What is required:
Print out each record below, unaltered and complete, without its images.
╔══
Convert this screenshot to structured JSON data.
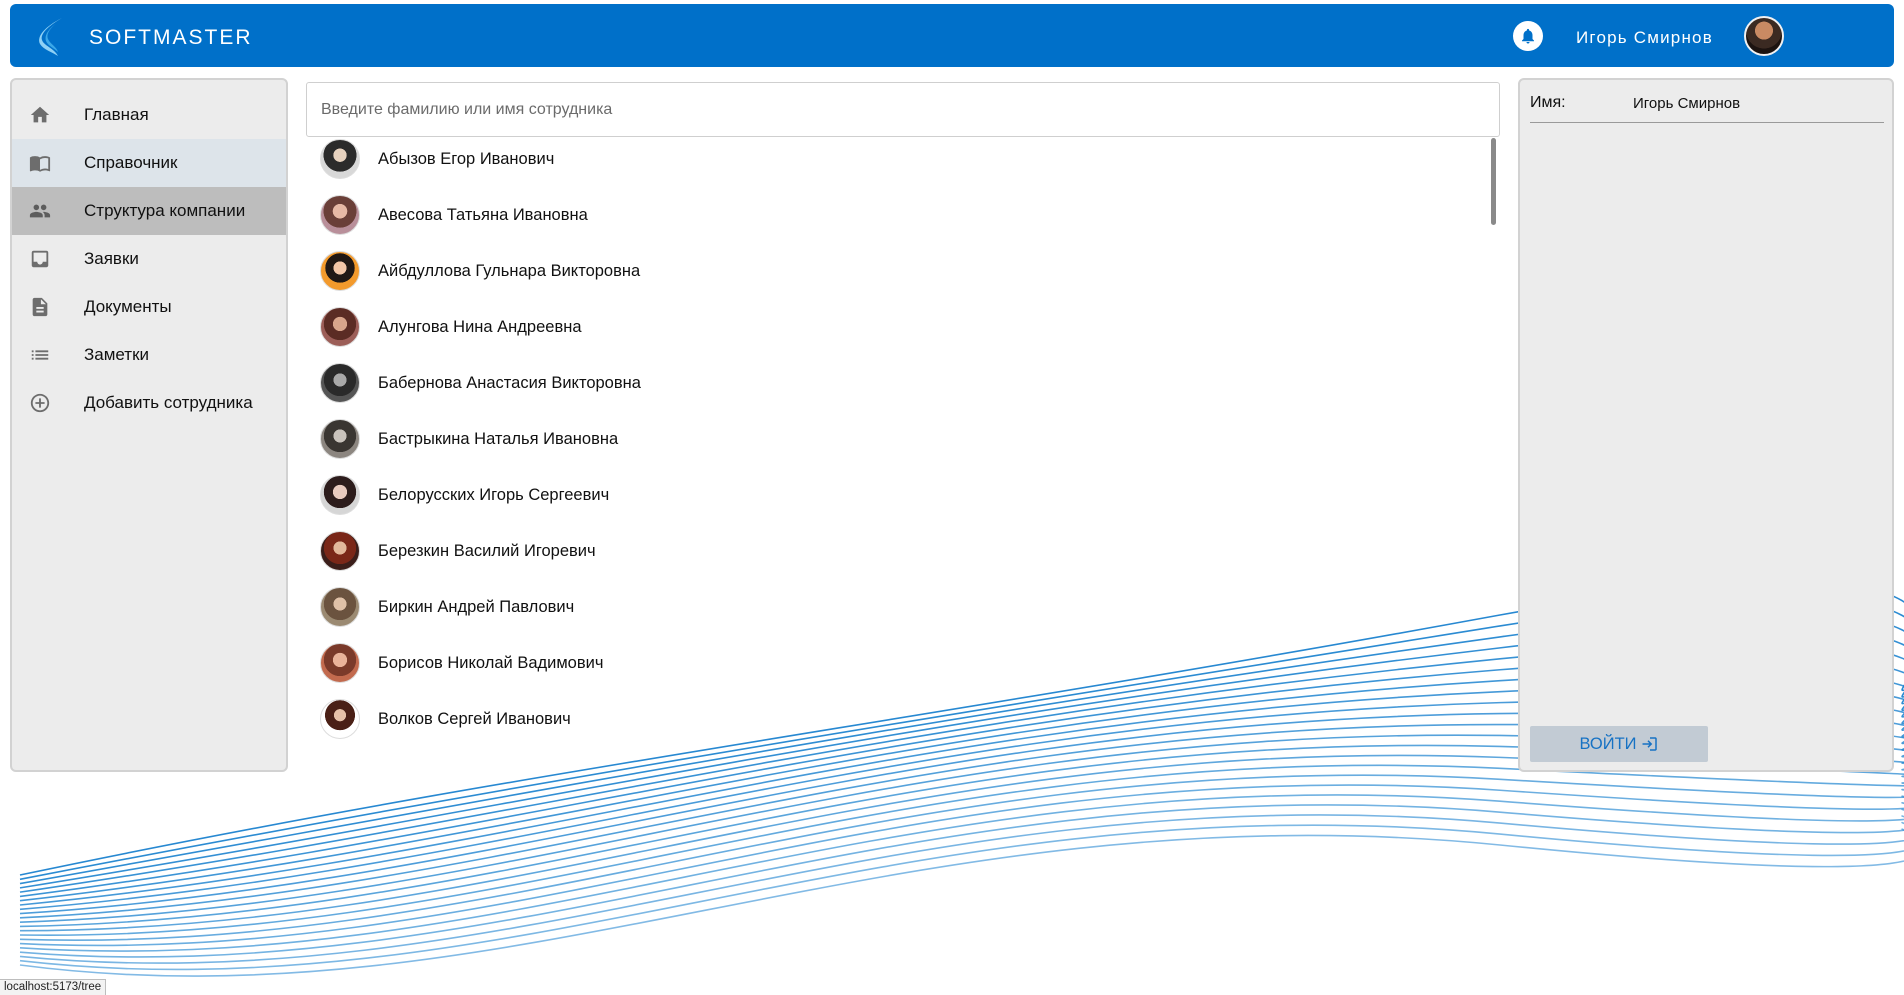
{
  "header": {
    "brand": "SOFTMASTER",
    "user_name": "Игорь Смирнов",
    "icons": [
      "logo-icon",
      "bell-icon",
      "avatar"
    ]
  },
  "sidebar": {
    "items": [
      {
        "label": "Главная",
        "icon": "home-icon",
        "state": "default"
      },
      {
        "label": "Справочник",
        "icon": "book-icon",
        "state": "hover"
      },
      {
        "label": "Структура компании",
        "icon": "people-icon",
        "state": "active"
      },
      {
        "label": "Заявки",
        "icon": "inbox-icon",
        "state": "default"
      },
      {
        "label": "Документы",
        "icon": "document-icon",
        "state": "default"
      },
      {
        "label": "Заметки",
        "icon": "list-icon",
        "state": "default"
      },
      {
        "label": "Добавить сотрудника",
        "icon": "add-circle-icon",
        "state": "default"
      }
    ]
  },
  "search": {
    "placeholder": "Введите фамилию или имя сотрудника",
    "value": ""
  },
  "employees": [
    {
      "name": "Абызов Егор Иванович"
    },
    {
      "name": "Авесова Татьяна Ивановна"
    },
    {
      "name": "Айбдуллова Гульнара Викторовна"
    },
    {
      "name": "Алунгова Нина Андреевна"
    },
    {
      "name": "Бабернова Анастасия Викторовна"
    },
    {
      "name": "Бастрыкина Наталья Ивановна"
    },
    {
      "name": "Белорусских Игорь Сергеевич"
    },
    {
      "name": "Березкин Василий Игоревич"
    },
    {
      "name": "Биркин Андрей Павлович"
    },
    {
      "name": "Борисов Николай Вадимович"
    },
    {
      "name": "Волков Сергей Иванович"
    }
  ],
  "details": {
    "name_label": "Имя:",
    "name_value": "Игорь Смирнов",
    "login_label": "ВОЙТИ"
  },
  "status_bar": {
    "url": "localhost:5173/tree"
  },
  "colors": {
    "header": "#0070c9",
    "panel_bg": "#ececec",
    "active_nav": "#bdbdbd",
    "hover_nav": "#dde4ea",
    "login_text": "#1672c4",
    "wave": "#1b82cf"
  }
}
╚══
Solution for this task:
Convert this screenshot to structured JSON data.
{
  "header": {
    "brand": "SOFTMASTER",
    "user_name": "Игорь Смирнов",
    "icons": [
      "logo-icon",
      "bell-icon",
      "avatar"
    ]
  },
  "sidebar": {
    "items": [
      {
        "label": "Главная",
        "icon": "home-icon",
        "state": "default"
      },
      {
        "label": "Справочник",
        "icon": "book-icon",
        "state": "hover"
      },
      {
        "label": "Структура компании",
        "icon": "people-icon",
        "state": "active"
      },
      {
        "label": "Заявки",
        "icon": "inbox-icon",
        "state": "default"
      },
      {
        "label": "Документы",
        "icon": "document-icon",
        "state": "default"
      },
      {
        "label": "Заметки",
        "icon": "list-icon",
        "state": "default"
      },
      {
        "label": "Добавить сотрудника",
        "icon": "add-circle-icon",
        "state": "default"
      }
    ]
  },
  "search": {
    "placeholder": "Введите фамилию или имя сотрудника",
    "value": ""
  },
  "employees": [
    {
      "name": "Абызов Егор Иванович"
    },
    {
      "name": "Авесова Татьяна Ивановна"
    },
    {
      "name": "Айбдуллова Гульнара Викторовна"
    },
    {
      "name": "Алунгова Нина Андреевна"
    },
    {
      "name": "Бабернова Анастасия Викторовна"
    },
    {
      "name": "Бастрыкина Наталья Ивановна"
    },
    {
      "name": "Белорусских Игорь Сергеевич"
    },
    {
      "name": "Березкин Василий Игоревич"
    },
    {
      "name": "Биркин Андрей Павлович"
    },
    {
      "name": "Борисов Николай Вадимович"
    },
    {
      "name": "Волков Сергей Иванович"
    }
  ],
  "details": {
    "name_label": "Имя:",
    "name_value": "Игорь Смирнов",
    "login_label": "ВОЙТИ"
  },
  "status_bar": {
    "url": "localhost:5173/tree"
  },
  "colors": {
    "header": "#0070c9",
    "panel_bg": "#ececec",
    "active_nav": "#bdbdbd",
    "hover_nav": "#dde4ea",
    "login_text": "#1672c4",
    "wave": "#1b82cf"
  }
}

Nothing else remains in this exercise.